GOAL:
Restate the records that follow word for word; no pictures should appear.

Stored items:
· · · · · · ·
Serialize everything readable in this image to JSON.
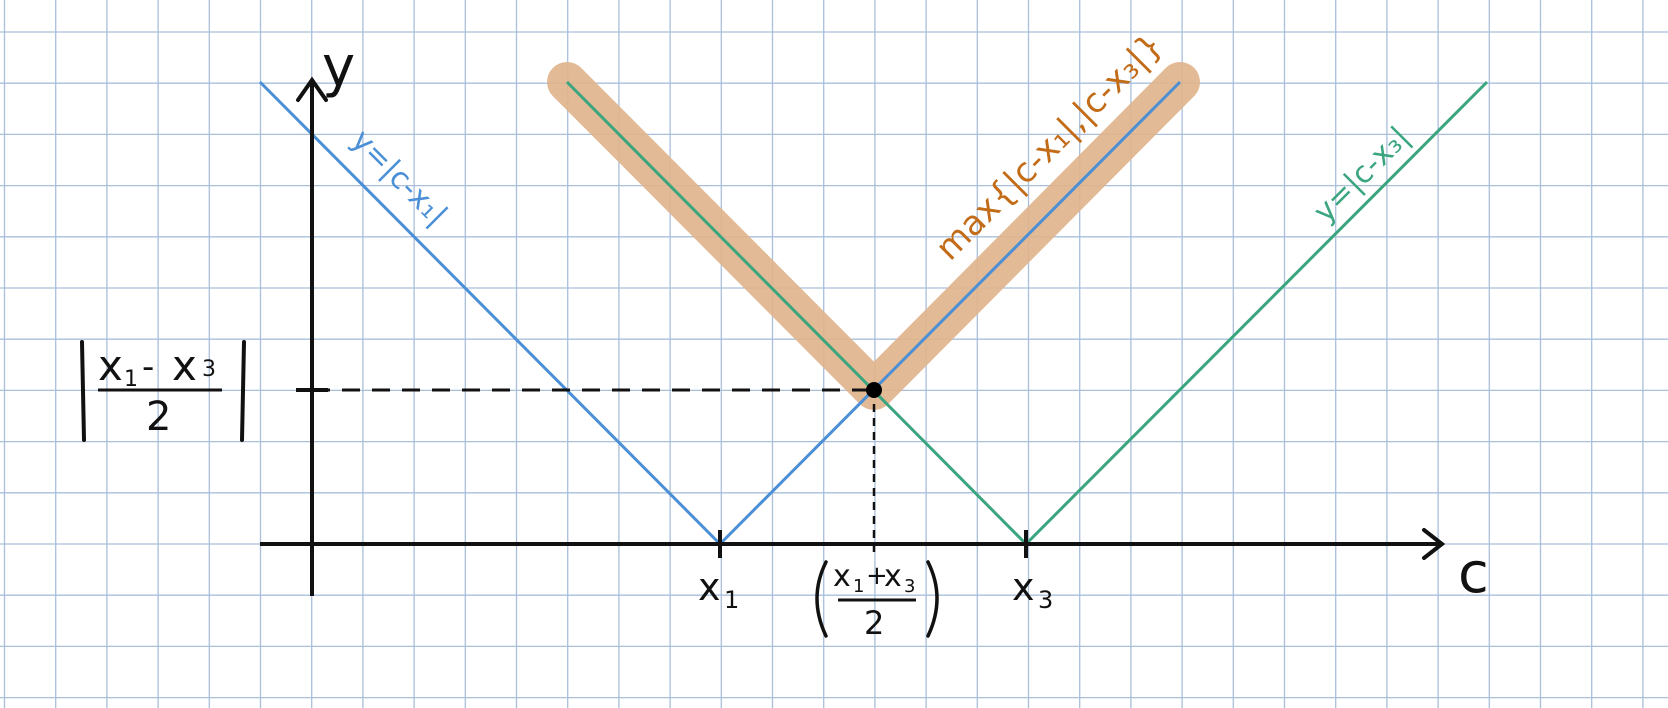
{
  "axes": {
    "x_label": "c",
    "y_label": "y"
  },
  "ticks": {
    "x1": {
      "sym": "x",
      "sub": "1"
    },
    "x3": {
      "sym": "x",
      "sub": "3"
    },
    "midpoint": {
      "num_a": "x",
      "sub_a": "1",
      "op": "+",
      "num_b": "x",
      "sub_b": "3",
      "den": "2"
    }
  },
  "y_value_label": {
    "num_a": "x",
    "sub_a": "1",
    "op": "-",
    "num_b": "x",
    "sub_b": "3",
    "den": "2"
  },
  "curves": {
    "blue": {
      "label": "y=|c-x₁|",
      "color": "#4b8fd6"
    },
    "green": {
      "label": "y=|c-x₃|",
      "color": "#3aa57e"
    },
    "max": {
      "label": "max{|c-x₁|,|c-x₃|}",
      "color": "#dba87a"
    }
  },
  "colors": {
    "grid": "#a9bfdc",
    "axis": "#111111",
    "blue": "#4b8fd6",
    "green": "#3aa57e",
    "highlight": "#dfb48c",
    "orange_text": "#c26c18"
  }
}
· · · · · · ·
ANSWER FOR THE TASK:
Serialize everything readable in this image to JSON.
{
  "axes": {
    "x_label": "c",
    "y_label": "y"
  },
  "ticks": {
    "x1": {
      "sym": "x",
      "sub": "1"
    },
    "x3": {
      "sym": "x",
      "sub": "3"
    },
    "midpoint": {
      "num_a": "x",
      "sub_a": "1",
      "op": "+",
      "num_b": "x",
      "sub_b": "3",
      "den": "2"
    }
  },
  "y_value_label": {
    "num_a": "x",
    "sub_a": "1",
    "op": "-",
    "num_b": "x",
    "sub_b": "3",
    "den": "2"
  },
  "curves": {
    "blue": {
      "label": "y=|c-x₁|",
      "color": "#4b8fd6"
    },
    "green": {
      "label": "y=|c-x₃|",
      "color": "#3aa57e"
    },
    "max": {
      "label": "max{|c-x₁|,|c-x₃|}",
      "color": "#dba87a"
    }
  },
  "colors": {
    "grid": "#a9bfdc",
    "axis": "#111111",
    "blue": "#4b8fd6",
    "green": "#3aa57e",
    "highlight": "#dfb48c",
    "orange_text": "#c26c18"
  }
}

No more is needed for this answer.